Task requirements: Return all of the data exactly as given.

Working data:
· · ·
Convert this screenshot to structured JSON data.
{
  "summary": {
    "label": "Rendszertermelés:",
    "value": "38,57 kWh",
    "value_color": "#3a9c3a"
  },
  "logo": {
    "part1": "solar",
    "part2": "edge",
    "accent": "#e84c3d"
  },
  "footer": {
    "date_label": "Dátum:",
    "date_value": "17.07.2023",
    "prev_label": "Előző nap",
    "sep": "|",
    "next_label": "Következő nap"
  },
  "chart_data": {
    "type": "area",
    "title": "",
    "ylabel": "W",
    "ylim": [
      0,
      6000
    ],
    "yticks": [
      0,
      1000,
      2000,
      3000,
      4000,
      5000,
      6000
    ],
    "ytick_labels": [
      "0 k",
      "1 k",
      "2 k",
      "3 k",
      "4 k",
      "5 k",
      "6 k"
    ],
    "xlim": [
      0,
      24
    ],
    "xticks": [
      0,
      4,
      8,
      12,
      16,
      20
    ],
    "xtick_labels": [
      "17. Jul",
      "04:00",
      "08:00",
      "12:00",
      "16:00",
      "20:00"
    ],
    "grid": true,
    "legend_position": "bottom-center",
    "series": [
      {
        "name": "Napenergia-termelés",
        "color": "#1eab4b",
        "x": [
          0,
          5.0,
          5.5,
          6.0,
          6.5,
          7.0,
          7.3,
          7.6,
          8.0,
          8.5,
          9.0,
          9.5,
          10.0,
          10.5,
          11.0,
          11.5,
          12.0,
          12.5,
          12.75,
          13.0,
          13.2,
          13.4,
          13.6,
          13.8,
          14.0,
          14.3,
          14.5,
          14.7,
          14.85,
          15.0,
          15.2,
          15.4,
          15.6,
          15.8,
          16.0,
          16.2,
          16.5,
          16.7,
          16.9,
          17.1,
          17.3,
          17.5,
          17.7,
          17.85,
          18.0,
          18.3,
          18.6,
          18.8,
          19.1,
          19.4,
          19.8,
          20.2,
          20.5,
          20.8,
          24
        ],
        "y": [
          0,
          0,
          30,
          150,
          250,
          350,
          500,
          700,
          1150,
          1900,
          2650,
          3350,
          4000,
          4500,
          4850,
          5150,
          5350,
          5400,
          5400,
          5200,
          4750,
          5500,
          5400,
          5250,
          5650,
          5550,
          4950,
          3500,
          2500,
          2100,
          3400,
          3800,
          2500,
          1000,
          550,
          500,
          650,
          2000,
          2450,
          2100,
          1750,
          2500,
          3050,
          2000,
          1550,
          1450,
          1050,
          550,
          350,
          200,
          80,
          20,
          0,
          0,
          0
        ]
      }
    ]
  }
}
· · ·
Final result:
Convert this screenshot to structured JSON data.
{
  "summary": {
    "label": "Rendszertermelés:",
    "value": "38,57 kWh",
    "value_color": "#3a9c3a"
  },
  "logo": {
    "part1": "solar",
    "part2": "edge",
    "accent": "#e84c3d"
  },
  "footer": {
    "date_label": "Dátum:",
    "date_value": "17.07.2023",
    "prev_label": "Előző nap",
    "sep": "|",
    "next_label": "Következő nap"
  },
  "chart_data": {
    "type": "area",
    "title": "",
    "ylabel": "W",
    "ylim": [
      0,
      6000
    ],
    "yticks": [
      0,
      1000,
      2000,
      3000,
      4000,
      5000,
      6000
    ],
    "ytick_labels": [
      "0 k",
      "1 k",
      "2 k",
      "3 k",
      "4 k",
      "5 k",
      "6 k"
    ],
    "xlim": [
      0,
      24
    ],
    "xticks": [
      0,
      4,
      8,
      12,
      16,
      20
    ],
    "xtick_labels": [
      "17. Jul",
      "04:00",
      "08:00",
      "12:00",
      "16:00",
      "20:00"
    ],
    "grid": true,
    "legend_position": "bottom-center",
    "series": [
      {
        "name": "Napenergia-termelés",
        "color": "#1eab4b",
        "x": [
          0,
          5.0,
          5.5,
          6.0,
          6.5,
          7.0,
          7.3,
          7.6,
          8.0,
          8.5,
          9.0,
          9.5,
          10.0,
          10.5,
          11.0,
          11.5,
          12.0,
          12.5,
          12.75,
          13.0,
          13.2,
          13.4,
          13.6,
          13.8,
          14.0,
          14.3,
          14.5,
          14.7,
          14.85,
          15.0,
          15.2,
          15.4,
          15.6,
          15.8,
          16.0,
          16.2,
          16.5,
          16.7,
          16.9,
          17.1,
          17.3,
          17.5,
          17.7,
          17.85,
          18.0,
          18.3,
          18.6,
          18.8,
          19.1,
          19.4,
          19.8,
          20.2,
          20.5,
          20.8,
          24
        ],
        "y": [
          0,
          0,
          30,
          150,
          250,
          350,
          500,
          700,
          1150,
          1900,
          2650,
          3350,
          4000,
          4500,
          4850,
          5150,
          5350,
          5400,
          5400,
          5200,
          4750,
          5500,
          5400,
          5250,
          5650,
          5550,
          4950,
          3500,
          2500,
          2100,
          3400,
          3800,
          2500,
          1000,
          550,
          500,
          650,
          2000,
          2450,
          2100,
          1750,
          2500,
          3050,
          2000,
          1550,
          1450,
          1050,
          550,
          350,
          200,
          80,
          20,
          0,
          0,
          0
        ]
      }
    ]
  }
}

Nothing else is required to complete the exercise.